** BEGIN GIVEN INFORMATION **

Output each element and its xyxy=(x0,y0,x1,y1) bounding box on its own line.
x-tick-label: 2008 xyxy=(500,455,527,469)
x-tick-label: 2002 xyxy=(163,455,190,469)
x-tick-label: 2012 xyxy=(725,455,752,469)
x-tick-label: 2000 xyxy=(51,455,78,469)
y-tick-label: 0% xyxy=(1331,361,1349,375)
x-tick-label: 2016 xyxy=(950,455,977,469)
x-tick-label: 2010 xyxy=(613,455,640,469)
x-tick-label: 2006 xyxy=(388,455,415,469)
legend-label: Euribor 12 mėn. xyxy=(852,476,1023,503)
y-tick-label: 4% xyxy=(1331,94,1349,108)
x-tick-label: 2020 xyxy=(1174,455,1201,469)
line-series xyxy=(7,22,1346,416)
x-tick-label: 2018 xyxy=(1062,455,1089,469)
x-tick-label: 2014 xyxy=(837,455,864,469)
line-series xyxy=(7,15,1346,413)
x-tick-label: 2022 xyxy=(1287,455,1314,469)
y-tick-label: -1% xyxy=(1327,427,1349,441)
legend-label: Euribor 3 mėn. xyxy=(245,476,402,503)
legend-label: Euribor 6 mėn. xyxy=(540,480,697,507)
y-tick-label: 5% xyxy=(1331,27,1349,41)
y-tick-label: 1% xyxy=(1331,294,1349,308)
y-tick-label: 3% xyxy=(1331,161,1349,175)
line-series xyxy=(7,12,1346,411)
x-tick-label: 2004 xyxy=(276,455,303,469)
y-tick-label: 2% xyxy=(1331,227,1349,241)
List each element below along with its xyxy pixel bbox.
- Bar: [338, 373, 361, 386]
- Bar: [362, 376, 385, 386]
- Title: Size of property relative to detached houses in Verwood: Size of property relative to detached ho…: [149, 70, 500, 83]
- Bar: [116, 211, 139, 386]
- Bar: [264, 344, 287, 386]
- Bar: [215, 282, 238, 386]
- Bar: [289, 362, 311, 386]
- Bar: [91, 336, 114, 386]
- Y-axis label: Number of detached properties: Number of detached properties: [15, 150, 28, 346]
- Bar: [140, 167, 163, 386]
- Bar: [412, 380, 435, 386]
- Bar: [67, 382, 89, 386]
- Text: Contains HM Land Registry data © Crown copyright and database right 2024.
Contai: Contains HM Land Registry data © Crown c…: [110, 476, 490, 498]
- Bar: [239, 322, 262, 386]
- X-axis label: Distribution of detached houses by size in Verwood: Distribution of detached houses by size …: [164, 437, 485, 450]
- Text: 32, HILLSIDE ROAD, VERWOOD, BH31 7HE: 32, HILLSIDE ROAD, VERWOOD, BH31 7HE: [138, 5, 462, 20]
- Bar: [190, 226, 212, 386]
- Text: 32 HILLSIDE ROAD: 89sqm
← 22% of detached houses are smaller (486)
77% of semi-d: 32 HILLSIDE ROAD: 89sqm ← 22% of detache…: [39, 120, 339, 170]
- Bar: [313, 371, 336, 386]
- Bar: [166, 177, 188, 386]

** END GIVEN INFORMATION **

TASK PROMPT: Please duplicate the data above line for line, keeping every character exactly as it appears.

RESPONSE BELOW:
Output each element and its xyxy=(x0,y0,x1,y1) bounding box on its own line.
x-tick-label: 2008 xyxy=(500,455,527,469)
x-tick-label: 2002 xyxy=(163,455,190,469)
x-tick-label: 2012 xyxy=(725,455,752,469)
x-tick-label: 2000 xyxy=(51,455,78,469)
y-tick-label: 0% xyxy=(1331,361,1349,375)
x-tick-label: 2016 xyxy=(950,455,977,469)
x-tick-label: 2010 xyxy=(613,455,640,469)
x-tick-label: 2006 xyxy=(388,455,415,469)
legend-label: Euribor 12 mėn. xyxy=(852,476,1023,503)
y-tick-label: 4% xyxy=(1331,94,1349,108)
x-tick-label: 2020 xyxy=(1174,455,1201,469)
line-series xyxy=(7,22,1346,416)
x-tick-label: 2018 xyxy=(1062,455,1089,469)
x-tick-label: 2014 xyxy=(837,455,864,469)
line-series xyxy=(7,15,1346,413)
x-tick-label: 2022 xyxy=(1287,455,1314,469)
y-tick-label: -1% xyxy=(1327,427,1349,441)
legend-label: Euribor 3 mėn. xyxy=(245,476,402,503)
legend-label: Euribor 6 mėn. xyxy=(540,480,697,507)
y-tick-label: 5% xyxy=(1331,27,1349,41)
y-tick-label: 1% xyxy=(1331,294,1349,308)
y-tick-label: 3% xyxy=(1331,161,1349,175)
line-series xyxy=(7,12,1346,411)
x-tick-label: 2004 xyxy=(276,455,303,469)
y-tick-label: 2% xyxy=(1331,227,1349,241)
List each element below along with its xyxy pixel bbox.
- Bar: [338, 373, 361, 386]
- Bar: [362, 376, 385, 386]
- Title: Size of property relative to detached houses in Verwood: Size of property relative to detached ho…: [149, 70, 500, 83]
- Bar: [116, 211, 139, 386]
- Bar: [264, 344, 287, 386]
- Bar: [215, 282, 238, 386]
- Bar: [289, 362, 311, 386]
- Bar: [91, 336, 114, 386]
- Y-axis label: Number of detached properties: Number of detached properties: [15, 150, 28, 346]
- Bar: [140, 167, 163, 386]
- Bar: [412, 380, 435, 386]
- Bar: [67, 382, 89, 386]
- Text: Contains HM Land Registry data © Crown copyright and database right 2024.
Contai: Contains HM Land Registry data © Crown c…: [110, 476, 490, 498]
- Bar: [239, 322, 262, 386]
- X-axis label: Distribution of detached houses by size in Verwood: Distribution of detached houses by size …: [164, 437, 485, 450]
- Text: 32, HILLSIDE ROAD, VERWOOD, BH31 7HE: 32, HILLSIDE ROAD, VERWOOD, BH31 7HE: [138, 5, 462, 20]
- Bar: [190, 226, 212, 386]
- Text: 32 HILLSIDE ROAD: 89sqm
← 22% of detached houses are smaller (486)
77% of semi-d: 32 HILLSIDE ROAD: 89sqm ← 22% of detache…: [39, 120, 339, 170]
- Bar: [313, 371, 336, 386]
- Bar: [166, 177, 188, 386]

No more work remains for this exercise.